▶ **Materials provided**:
>> Begin

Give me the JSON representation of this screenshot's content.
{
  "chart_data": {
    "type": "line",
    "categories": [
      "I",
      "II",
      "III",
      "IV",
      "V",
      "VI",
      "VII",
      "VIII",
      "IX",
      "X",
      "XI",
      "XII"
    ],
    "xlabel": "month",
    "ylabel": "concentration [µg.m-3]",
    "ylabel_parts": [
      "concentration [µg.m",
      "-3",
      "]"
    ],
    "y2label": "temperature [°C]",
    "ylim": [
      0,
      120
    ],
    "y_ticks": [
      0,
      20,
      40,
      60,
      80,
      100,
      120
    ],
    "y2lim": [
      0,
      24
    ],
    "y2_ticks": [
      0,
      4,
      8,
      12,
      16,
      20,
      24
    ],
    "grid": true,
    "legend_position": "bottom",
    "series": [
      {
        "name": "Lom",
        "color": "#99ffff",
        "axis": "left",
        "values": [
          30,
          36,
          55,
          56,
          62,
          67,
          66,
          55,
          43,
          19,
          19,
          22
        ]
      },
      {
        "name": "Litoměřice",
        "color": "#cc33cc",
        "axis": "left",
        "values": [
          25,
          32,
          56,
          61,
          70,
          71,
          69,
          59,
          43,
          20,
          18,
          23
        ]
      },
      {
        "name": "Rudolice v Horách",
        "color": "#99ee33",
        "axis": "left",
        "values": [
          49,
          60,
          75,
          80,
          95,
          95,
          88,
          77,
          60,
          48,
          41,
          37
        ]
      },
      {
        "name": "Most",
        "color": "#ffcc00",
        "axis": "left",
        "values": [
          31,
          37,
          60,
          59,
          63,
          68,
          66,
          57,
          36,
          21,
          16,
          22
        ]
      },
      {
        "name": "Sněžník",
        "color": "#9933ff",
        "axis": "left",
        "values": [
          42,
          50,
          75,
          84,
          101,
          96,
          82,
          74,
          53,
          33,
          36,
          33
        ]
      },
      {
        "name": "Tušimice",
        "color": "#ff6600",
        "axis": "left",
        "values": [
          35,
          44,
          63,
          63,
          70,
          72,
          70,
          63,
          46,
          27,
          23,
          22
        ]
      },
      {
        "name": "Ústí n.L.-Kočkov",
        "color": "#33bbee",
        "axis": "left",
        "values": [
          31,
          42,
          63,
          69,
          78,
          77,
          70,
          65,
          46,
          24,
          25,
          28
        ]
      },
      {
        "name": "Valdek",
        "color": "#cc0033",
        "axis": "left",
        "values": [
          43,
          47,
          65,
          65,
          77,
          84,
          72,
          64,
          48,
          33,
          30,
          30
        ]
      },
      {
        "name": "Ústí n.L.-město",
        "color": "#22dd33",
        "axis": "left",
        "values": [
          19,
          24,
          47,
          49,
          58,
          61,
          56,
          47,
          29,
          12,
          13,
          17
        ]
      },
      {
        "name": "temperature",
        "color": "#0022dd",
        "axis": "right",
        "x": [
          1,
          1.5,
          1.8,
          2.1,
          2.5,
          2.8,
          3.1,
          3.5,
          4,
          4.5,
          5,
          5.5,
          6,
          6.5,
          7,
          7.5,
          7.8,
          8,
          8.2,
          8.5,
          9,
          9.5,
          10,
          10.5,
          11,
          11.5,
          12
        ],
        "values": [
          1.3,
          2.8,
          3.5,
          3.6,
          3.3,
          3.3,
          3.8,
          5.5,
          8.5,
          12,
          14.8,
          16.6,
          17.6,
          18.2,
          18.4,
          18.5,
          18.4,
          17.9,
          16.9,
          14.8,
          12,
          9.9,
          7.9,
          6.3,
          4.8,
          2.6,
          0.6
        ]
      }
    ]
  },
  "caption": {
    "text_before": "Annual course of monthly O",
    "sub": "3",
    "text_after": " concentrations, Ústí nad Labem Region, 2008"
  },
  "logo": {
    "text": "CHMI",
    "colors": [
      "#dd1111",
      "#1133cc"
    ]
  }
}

>> End
>> Begin

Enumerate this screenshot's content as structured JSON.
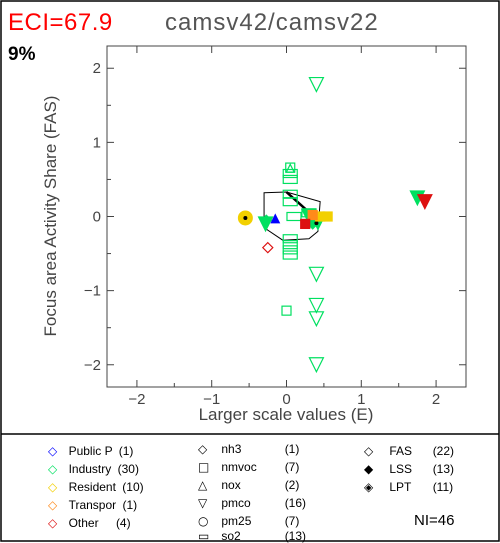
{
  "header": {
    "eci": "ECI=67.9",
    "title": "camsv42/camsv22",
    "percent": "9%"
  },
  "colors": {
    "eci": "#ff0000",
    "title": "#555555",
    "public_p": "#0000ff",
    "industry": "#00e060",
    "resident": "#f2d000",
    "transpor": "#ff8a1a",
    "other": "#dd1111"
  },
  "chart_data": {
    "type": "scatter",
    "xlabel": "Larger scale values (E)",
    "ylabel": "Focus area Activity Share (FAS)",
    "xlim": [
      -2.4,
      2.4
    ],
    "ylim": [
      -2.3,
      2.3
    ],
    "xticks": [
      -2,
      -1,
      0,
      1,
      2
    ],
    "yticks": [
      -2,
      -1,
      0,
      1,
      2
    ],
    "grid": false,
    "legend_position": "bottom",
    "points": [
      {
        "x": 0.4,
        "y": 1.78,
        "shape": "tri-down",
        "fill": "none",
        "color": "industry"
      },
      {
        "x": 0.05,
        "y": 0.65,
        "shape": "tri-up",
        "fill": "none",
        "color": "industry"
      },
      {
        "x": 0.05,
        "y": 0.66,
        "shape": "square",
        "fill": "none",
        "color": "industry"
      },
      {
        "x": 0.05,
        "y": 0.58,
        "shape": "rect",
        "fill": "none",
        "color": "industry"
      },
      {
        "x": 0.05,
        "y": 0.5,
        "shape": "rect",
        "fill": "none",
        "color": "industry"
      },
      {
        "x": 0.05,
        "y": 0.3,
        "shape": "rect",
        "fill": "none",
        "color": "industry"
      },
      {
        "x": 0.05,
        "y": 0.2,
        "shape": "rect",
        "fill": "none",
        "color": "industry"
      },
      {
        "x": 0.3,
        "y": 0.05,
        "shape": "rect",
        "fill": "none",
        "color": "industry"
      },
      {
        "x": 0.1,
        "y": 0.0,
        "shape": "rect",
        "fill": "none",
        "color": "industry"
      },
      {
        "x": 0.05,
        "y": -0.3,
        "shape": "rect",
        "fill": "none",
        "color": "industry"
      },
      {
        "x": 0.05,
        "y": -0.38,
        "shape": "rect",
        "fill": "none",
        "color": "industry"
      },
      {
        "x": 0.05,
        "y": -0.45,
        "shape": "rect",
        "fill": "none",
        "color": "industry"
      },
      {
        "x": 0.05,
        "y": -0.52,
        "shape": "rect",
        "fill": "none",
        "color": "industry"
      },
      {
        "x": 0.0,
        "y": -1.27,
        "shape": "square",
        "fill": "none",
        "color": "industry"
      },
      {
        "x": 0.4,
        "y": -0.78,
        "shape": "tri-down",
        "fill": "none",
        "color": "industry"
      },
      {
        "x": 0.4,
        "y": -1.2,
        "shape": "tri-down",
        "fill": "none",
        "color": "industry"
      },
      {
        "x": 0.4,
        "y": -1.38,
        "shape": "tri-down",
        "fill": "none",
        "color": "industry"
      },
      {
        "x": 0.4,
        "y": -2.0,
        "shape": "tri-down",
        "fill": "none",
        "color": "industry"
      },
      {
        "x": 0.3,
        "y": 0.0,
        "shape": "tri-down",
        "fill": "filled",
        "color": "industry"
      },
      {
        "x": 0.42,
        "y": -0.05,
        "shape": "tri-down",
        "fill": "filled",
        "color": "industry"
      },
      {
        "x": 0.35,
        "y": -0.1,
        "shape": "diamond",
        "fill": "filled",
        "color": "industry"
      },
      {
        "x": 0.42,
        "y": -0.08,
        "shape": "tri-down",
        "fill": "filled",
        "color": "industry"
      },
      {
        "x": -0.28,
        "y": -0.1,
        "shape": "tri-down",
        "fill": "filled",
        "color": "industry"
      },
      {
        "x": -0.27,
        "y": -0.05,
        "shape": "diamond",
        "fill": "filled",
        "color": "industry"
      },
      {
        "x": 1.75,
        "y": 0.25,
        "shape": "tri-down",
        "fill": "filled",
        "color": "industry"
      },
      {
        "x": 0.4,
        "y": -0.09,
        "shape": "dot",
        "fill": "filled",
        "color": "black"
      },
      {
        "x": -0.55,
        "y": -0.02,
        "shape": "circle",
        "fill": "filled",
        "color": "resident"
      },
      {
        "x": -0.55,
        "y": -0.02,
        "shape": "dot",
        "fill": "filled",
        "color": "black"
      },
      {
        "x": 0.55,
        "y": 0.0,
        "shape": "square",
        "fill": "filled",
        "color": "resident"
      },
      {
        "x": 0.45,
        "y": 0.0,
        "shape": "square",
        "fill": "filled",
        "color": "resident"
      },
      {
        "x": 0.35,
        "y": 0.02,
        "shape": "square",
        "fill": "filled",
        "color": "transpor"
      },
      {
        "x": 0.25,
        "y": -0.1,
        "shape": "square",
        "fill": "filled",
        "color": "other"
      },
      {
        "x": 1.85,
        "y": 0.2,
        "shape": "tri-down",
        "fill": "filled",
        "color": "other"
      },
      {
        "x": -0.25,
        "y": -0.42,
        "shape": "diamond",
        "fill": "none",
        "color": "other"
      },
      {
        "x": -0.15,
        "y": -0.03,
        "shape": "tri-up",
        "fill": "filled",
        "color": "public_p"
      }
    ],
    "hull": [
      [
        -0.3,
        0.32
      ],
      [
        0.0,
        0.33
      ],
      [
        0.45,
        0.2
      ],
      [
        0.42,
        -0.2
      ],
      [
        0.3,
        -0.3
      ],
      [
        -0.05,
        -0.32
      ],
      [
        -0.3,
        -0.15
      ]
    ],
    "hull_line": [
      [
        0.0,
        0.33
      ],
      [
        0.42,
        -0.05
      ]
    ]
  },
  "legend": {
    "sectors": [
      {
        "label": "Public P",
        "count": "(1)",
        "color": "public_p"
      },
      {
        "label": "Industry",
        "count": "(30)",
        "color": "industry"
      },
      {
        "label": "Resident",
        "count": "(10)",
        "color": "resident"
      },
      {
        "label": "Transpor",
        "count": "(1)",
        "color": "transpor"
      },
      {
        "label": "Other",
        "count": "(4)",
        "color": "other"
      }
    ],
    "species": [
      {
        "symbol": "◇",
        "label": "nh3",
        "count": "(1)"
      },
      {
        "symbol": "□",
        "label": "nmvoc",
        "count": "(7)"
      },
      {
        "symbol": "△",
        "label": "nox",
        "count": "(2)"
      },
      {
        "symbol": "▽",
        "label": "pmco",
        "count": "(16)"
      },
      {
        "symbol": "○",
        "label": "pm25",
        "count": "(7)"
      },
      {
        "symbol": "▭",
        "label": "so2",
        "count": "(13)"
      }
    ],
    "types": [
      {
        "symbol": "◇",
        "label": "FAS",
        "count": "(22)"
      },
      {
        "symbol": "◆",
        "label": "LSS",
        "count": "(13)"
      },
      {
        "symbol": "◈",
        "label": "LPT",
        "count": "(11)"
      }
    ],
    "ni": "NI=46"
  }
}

>> End

▶ **What you should do**: Pull every line containing the word "screenshot" out of the material.

▶ **Written solution**:
Give me the JSON representation of this screenshot's content.
Enumerate this screenshot's content as structured JSON.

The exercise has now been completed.